▶ _Things to do_:
A. Output, word for word, everything in the review of The Prussian Officer from "My rating: 4" down to "holding his hook.".
B. For each statement below, decide whether the review of The Prussian Officer supports it, answering yes or no and quoting the deciding words: (i) The reviewer had read other books by Lawrence before this one. (ii) The stories were published near the beginning of Lawrence's writing career. (iii) The reviewer locates the best prose of the volume in its passages of natural description.

▶ _Text block_:

────────

Review: The Prussian Officer

Review: The Prussian Officer
The Prussian Officer

The Prussian Officer by D.H. Lawrence

My rating: 4 of 5 stars

This is my first book by Lawrence, and I am greatly impressed. These short stories were published near the beginning of his writing career; yet they show a mature writer with a fully developed voice. Several qualities are immediately apparent. The first is Lawrence’s exquisite sensitivity to nature. The best prose in this volume is to be found in the many passages of natural description:

The air was too scented, it gave no breath. All the lush green-stuff seemed to be issuing its sap, till the air was deathly, sickly with the smell of greenness. There was the perfume of clover, like pure honey and bees. Then there grew a faint acrid tang—they were near the beeches; and then a queer clattering noise, and a suffocating, hideous smell: they were passing a flock of sheep, a shepherd in a black smock, holding his hook.

────────

▶ _Recorded data_:
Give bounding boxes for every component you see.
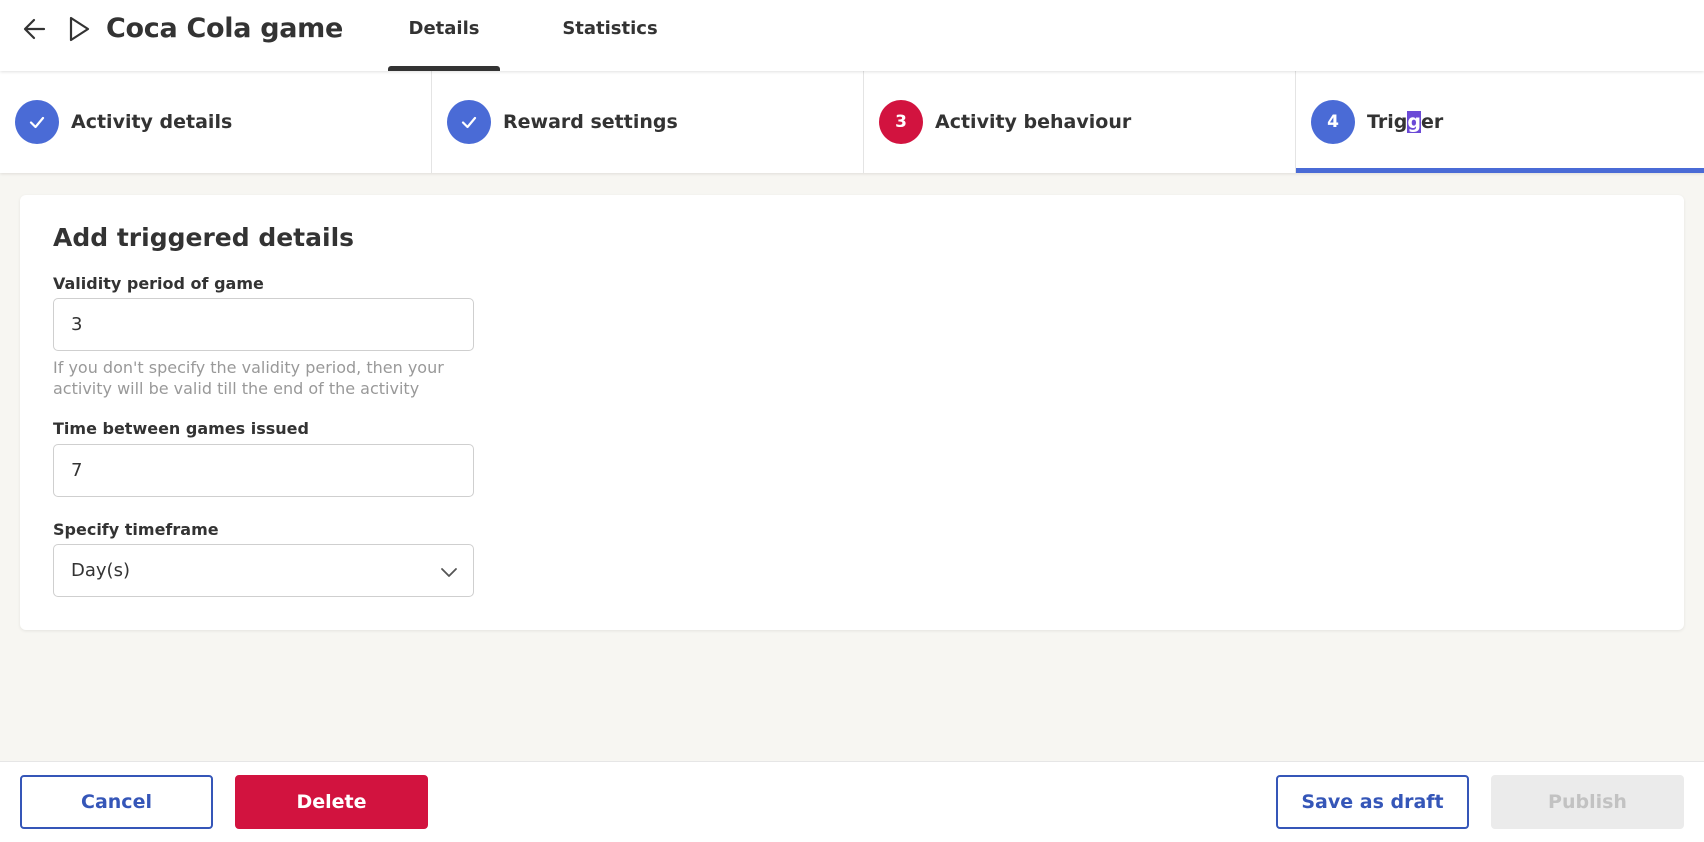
chevron-down-icon: [441, 568, 457, 577]
step-number-badge: 3: [879, 100, 923, 144]
step-label: Activity behaviour: [935, 111, 1132, 133]
card-title: Add triggered details: [53, 223, 355, 252]
trigger-details-card: Add triggered details Validity period of…: [20, 195, 1684, 630]
step-label: Trigger: [1367, 111, 1443, 133]
checkmark-icon: [29, 116, 45, 129]
page-title: Coca Cola game: [106, 13, 344, 44]
publish-button[interactable]: Publish: [1491, 775, 1684, 829]
timeframe-selected-value: Day(s): [71, 560, 130, 581]
action-footer: Cancel Delete Save as draft Publish: [0, 761, 1704, 842]
step-done-badge: [15, 100, 59, 144]
tab-active-indicator: [388, 66, 500, 71]
step-label-suffix: er: [1420, 111, 1444, 133]
timeframe-select[interactable]: Day(s): [53, 544, 474, 597]
stepper: Activity details Reward settings 3 Activ…: [0, 71, 1704, 173]
top-header: Coca Cola game Details Statistics: [0, 0, 1704, 71]
step-done-badge: [447, 100, 491, 144]
step-number-badge: 4: [1311, 100, 1355, 144]
tab-statistics-label: Statistics: [562, 18, 658, 39]
checkmark-icon: [461, 116, 477, 129]
play-icon: [64, 12, 94, 46]
text-selection-highlight: g: [1407, 111, 1421, 133]
time-between-input[interactable]: [53, 444, 474, 497]
save-as-draft-button[interactable]: Save as draft: [1276, 775, 1469, 829]
step-activity-details[interactable]: Activity details: [0, 71, 432, 173]
timeframe-label: Specify timeframe: [53, 520, 219, 539]
validity-help-text: If you don't specify the validity period…: [53, 358, 444, 398]
step-active-indicator: [1296, 168, 1704, 173]
step-label-prefix: Trig: [1367, 111, 1408, 133]
cancel-button[interactable]: Cancel: [20, 775, 213, 829]
step-label: Activity details: [71, 111, 233, 133]
step-trigger[interactable]: 4 Trigger: [1296, 71, 1704, 173]
validity-period-input[interactable]: [53, 298, 474, 351]
arrow-left-icon: [23, 18, 46, 40]
time-between-label: Time between games issued: [53, 419, 309, 438]
step-activity-behaviour[interactable]: 3 Activity behaviour: [864, 71, 1296, 173]
step-label: Reward settings: [503, 111, 678, 133]
validity-period-label: Validity period of game: [53, 274, 264, 293]
back-button[interactable]: [18, 12, 52, 46]
delete-button[interactable]: Delete: [235, 775, 428, 829]
step-reward-settings[interactable]: Reward settings: [432, 71, 864, 173]
tab-details[interactable]: Details: [388, 0, 500, 71]
tab-statistics[interactable]: Statistics: [545, 0, 675, 71]
tab-details-label: Details: [408, 18, 480, 39]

────────

▶ _Responses to the tasks_:
A.
My rating: 4 of 5 stars

This is my first book by Lawrence, and I am greatly impressed. These short stories were published near the beginning of his writing career; yet they show a mature writer with a fully developed voice. Several qualities are immediately apparent. The first is Lawrence’s exquisite sensitivity to nature. The best prose in this volume is to be found in the many passages of natural description:

The air was too scented, it gave no breath. All the lush green-stuff seemed to be issuing its sap, till the air was deathly, sickly with the smell of greenness. There was the perfume of clover, like pure honey and bees. Then there grew a faint acrid tang—they were near the beeches; and then a queer clattering noise, and a suffocating, hideous smell: they were passing a flock of sheep, a shepherd in a black smock, holding his hook.

B.
(i) No: "This is my first book by Lawrence"
(ii) Yes: "These short stories were published near the beginning of his writing career"
(iii) Yes: "The best prose in this volume is to be found in the many passages of natural description"